§ **Set problem**: Locate the word "marker" in the material, then show every line that holds it.

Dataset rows
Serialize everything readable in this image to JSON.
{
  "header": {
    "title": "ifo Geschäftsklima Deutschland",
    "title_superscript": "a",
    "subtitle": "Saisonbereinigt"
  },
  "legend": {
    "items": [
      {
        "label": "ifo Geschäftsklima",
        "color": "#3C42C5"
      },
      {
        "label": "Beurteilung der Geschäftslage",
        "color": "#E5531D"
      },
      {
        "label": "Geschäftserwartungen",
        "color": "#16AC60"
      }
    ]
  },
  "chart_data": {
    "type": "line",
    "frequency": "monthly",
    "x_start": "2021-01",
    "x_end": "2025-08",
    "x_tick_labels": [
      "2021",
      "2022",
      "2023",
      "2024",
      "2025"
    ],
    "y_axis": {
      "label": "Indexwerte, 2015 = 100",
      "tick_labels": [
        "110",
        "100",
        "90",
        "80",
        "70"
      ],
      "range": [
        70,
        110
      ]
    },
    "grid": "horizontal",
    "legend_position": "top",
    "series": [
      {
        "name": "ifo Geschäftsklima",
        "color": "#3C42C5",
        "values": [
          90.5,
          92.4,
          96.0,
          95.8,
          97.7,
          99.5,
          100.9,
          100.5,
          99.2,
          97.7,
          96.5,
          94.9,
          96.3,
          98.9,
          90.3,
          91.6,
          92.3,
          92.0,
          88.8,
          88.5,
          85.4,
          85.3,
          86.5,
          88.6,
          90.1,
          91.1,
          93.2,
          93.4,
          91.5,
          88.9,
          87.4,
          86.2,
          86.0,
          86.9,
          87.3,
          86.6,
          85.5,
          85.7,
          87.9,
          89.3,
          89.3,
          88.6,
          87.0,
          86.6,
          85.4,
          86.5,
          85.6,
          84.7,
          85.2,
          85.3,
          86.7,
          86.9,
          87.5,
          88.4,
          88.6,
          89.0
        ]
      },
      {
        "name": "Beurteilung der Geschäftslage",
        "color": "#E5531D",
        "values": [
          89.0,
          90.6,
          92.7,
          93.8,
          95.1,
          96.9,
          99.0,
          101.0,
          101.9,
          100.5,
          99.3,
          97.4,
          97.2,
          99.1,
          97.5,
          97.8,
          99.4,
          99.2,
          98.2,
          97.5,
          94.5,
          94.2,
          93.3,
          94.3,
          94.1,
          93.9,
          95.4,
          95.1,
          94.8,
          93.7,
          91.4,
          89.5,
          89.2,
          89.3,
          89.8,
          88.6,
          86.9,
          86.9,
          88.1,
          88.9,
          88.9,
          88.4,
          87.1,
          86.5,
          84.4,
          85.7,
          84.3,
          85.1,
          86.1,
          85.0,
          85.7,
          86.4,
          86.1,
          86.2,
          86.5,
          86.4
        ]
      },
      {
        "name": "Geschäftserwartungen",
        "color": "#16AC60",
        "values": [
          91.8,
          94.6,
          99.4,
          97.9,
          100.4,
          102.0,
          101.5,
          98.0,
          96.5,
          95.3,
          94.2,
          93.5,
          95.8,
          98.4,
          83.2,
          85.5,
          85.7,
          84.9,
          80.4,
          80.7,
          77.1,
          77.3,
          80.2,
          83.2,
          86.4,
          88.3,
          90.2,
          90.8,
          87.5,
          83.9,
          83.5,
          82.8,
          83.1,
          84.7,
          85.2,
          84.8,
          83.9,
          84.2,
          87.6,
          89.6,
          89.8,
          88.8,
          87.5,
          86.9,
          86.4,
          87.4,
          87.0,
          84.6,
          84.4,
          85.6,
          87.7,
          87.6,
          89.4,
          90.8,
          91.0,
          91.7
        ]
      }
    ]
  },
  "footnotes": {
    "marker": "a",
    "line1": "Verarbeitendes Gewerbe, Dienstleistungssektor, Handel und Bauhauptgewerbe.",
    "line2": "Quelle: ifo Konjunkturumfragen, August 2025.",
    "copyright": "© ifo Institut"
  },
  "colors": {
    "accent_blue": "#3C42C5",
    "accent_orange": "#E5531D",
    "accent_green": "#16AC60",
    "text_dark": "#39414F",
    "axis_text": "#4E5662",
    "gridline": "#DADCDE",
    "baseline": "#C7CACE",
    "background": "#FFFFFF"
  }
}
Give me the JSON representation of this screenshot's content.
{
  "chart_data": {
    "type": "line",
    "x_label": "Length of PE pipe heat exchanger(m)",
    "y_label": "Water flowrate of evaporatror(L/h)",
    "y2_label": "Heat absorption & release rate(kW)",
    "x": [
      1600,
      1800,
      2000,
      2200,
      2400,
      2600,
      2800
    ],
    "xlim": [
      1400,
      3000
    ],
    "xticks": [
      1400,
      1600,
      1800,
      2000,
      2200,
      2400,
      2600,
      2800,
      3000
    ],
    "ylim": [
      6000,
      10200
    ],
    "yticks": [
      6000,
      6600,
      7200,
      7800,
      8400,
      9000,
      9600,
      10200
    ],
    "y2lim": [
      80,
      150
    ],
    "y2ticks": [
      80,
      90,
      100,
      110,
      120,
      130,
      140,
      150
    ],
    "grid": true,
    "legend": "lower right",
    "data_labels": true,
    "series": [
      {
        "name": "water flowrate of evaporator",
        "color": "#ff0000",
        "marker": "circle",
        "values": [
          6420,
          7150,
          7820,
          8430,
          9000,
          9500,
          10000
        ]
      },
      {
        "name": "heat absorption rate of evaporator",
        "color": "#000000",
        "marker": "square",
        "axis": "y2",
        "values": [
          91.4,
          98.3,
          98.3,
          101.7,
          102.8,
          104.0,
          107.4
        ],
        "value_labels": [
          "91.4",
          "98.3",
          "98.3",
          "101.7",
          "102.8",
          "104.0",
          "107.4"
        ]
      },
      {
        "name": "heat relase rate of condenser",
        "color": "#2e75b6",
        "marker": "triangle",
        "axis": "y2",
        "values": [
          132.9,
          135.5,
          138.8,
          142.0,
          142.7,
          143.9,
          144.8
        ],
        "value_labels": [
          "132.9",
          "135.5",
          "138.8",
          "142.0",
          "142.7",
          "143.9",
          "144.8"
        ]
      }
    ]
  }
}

§ **Complete answer**:
    "marker": "a",
        "marker": "circle",
        "marker": "square",
        "marker": "triangle",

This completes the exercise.